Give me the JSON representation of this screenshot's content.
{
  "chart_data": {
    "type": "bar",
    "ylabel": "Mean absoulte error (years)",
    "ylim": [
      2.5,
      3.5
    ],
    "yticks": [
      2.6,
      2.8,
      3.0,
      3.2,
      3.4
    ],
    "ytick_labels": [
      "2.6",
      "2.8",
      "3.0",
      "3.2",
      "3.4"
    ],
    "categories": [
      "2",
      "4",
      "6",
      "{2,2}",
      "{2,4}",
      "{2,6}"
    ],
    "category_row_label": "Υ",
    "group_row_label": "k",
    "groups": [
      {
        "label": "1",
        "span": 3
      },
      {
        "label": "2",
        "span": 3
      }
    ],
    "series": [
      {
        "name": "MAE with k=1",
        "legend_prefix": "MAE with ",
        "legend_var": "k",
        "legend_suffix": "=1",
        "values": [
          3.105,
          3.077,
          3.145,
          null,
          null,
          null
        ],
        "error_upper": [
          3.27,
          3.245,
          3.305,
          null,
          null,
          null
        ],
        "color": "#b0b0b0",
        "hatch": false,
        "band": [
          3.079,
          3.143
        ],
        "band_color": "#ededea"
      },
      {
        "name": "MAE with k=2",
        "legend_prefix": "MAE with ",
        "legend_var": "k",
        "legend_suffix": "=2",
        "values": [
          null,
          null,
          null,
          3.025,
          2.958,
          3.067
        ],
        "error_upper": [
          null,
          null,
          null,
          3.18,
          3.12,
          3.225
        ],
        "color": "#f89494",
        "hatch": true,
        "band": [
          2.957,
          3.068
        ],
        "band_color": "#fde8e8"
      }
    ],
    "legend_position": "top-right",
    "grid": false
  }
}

☆ ☆ ☆ ☆ ☆

#### [WHAT THE EXERCISE ASKS]
Set down every record above exactly as given.

#### [EXERCISE OUTPUT]
Give me the JSON representation of this screenshot's content.
{
  "chart_data": {
    "type": "bar",
    "ylabel": "Mean absoulte error (years)",
    "ylim": [
      2.5,
      3.5
    ],
    "yticks": [
      2.6,
      2.8,
      3.0,
      3.2,
      3.4
    ],
    "ytick_labels": [
      "2.6",
      "2.8",
      "3.0",
      "3.2",
      "3.4"
    ],
    "categories": [
      "2",
      "4",
      "6",
      "{2,2}",
      "{2,4}",
      "{2,6}"
    ],
    "category_row_label": "Υ",
    "group_row_label": "k",
    "groups": [
      {
        "label": "1",
        "span": 3
      },
      {
        "label": "2",
        "span": 3
      }
    ],
    "series": [
      {
        "name": "MAE with k=1",
        "legend_prefix": "MAE with ",
        "legend_var": "k",
        "legend_suffix": "=1",
        "values": [
          3.105,
          3.077,
          3.145,
          null,
          null,
          null
        ],
        "error_upper": [
          3.27,
          3.245,
          3.305,
          null,
          null,
          null
        ],
        "color": "#b0b0b0",
        "hatch": false,
        "band": [
          3.079,
          3.143
        ],
        "band_color": "#ededea"
      },
      {
        "name": "MAE with k=2",
        "legend_prefix": "MAE with ",
        "legend_var": "k",
        "legend_suffix": "=2",
        "values": [
          null,
          null,
          null,
          3.025,
          2.958,
          3.067
        ],
        "error_upper": [
          null,
          null,
          null,
          3.18,
          3.12,
          3.225
        ],
        "color": "#f89494",
        "hatch": true,
        "band": [
          2.957,
          3.068
        ],
        "band_color": "#fde8e8"
      }
    ],
    "legend_position": "top-right",
    "grid": false
  }
}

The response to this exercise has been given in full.